● Records shown

________________________

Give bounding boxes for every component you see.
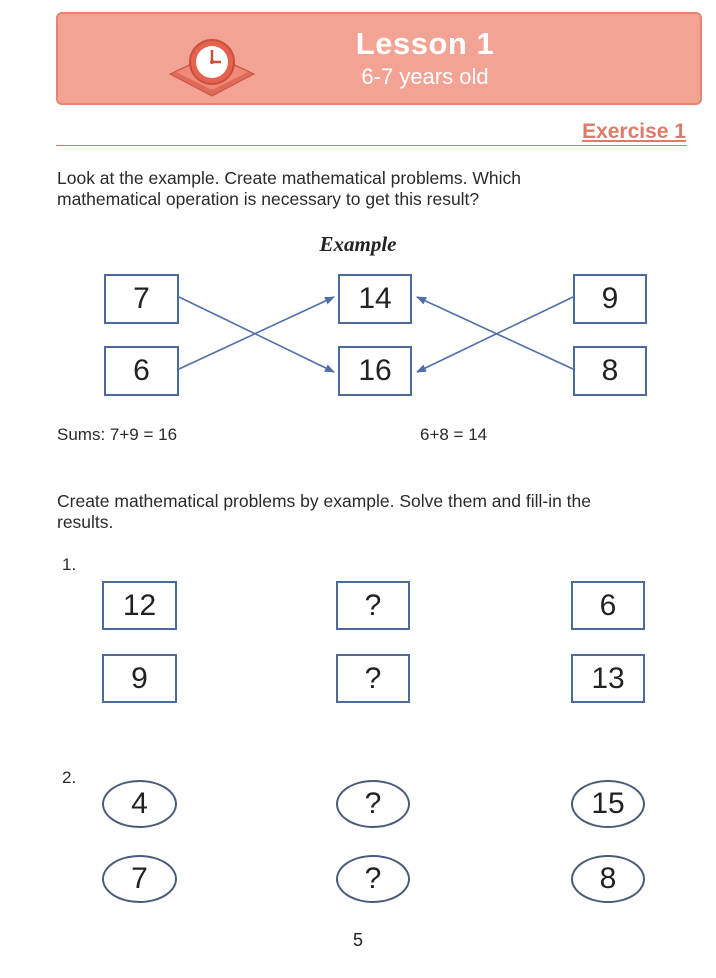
instruction-2-line: results.	[57, 512, 114, 532]
example-title: Example	[319, 232, 397, 256]
problem-1-left-box: 9	[102, 654, 177, 703]
lesson-title: Lesson 1	[355, 26, 495, 61]
example-left-box: 6	[104, 346, 179, 396]
instruction-2-line: Create mathematical problems by example. Solve them and fill-in the	[57, 491, 591, 511]
problem-1-right-box: 13	[571, 654, 645, 703]
example-middle-box: 16	[338, 346, 412, 396]
sums-left: Sums: 7+9 = 16	[57, 425, 178, 444]
problem-1-answer-box[interactable]: ?	[336, 654, 410, 703]
problem-1-number: 1.	[62, 555, 77, 574]
example-right-box: 9	[573, 274, 647, 324]
exercise-label: Exercise 1	[582, 120, 686, 143]
problem-2-number: 2.	[62, 768, 77, 787]
problem-2-answer-oval[interactable]: ?	[336, 780, 410, 828]
problem-1-left-box: 12	[102, 581, 177, 630]
example-left-box: 7	[104, 274, 179, 324]
page-number: 5	[352, 930, 363, 950]
problem-1-right-box: 6	[571, 581, 645, 630]
problem-2-right-oval: 15	[571, 780, 645, 828]
instruction-1-line: Look at the example. Create mathematical problems. Which	[57, 168, 521, 188]
problem-2-left-oval: 7	[102, 855, 177, 903]
problem-1-answer-box[interactable]: ?	[336, 581, 410, 630]
problem-2-answer-oval[interactable]: ?	[336, 855, 410, 903]
problem-2-left-oval: 4	[102, 780, 177, 828]
example-middle-box: 14	[338, 274, 412, 324]
instruction-2	[57, 491, 591, 533]
example-right-box: 8	[573, 346, 647, 396]
problem-2-right-oval: 8	[571, 855, 645, 903]
sums-right: 6+8 = 14	[420, 425, 488, 444]
lesson-subtitle: 6-7 years old	[361, 64, 489, 89]
instruction-1-line: mathematical operation is necessary to get this result?	[57, 189, 480, 209]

________________________

● Task directions
Turn the item lines into a Markdown table with the columns Row and Entry, numbering each row. Begin at the line that contains "512, 114, 532]", stop after the line that contains "654, 645, 703]", and leave out any blank lines.

● Full answer
| Row | Entry |
|---|---|
| 1 | instruction-2-line: results.	[57, 512, 114, 532] |
| 2 | example-title: Example	[319, 232, 397, 256] |
| 3 | problem-1-left-box: 9	[102, 654, 177, 703] |
| 4 | lesson-title: Lesson 1	[355, 26, 495, 61] |
| 5 | example-left-box: 6	[104, 346, 179, 396] |
| 6 | instruction-2-line: Create mathematical problems by example. Solve them and fill-in the	[57, 491, 591, 511] |
| 7 | problem-1-right-box: 13	[571, 654, 645, 703] |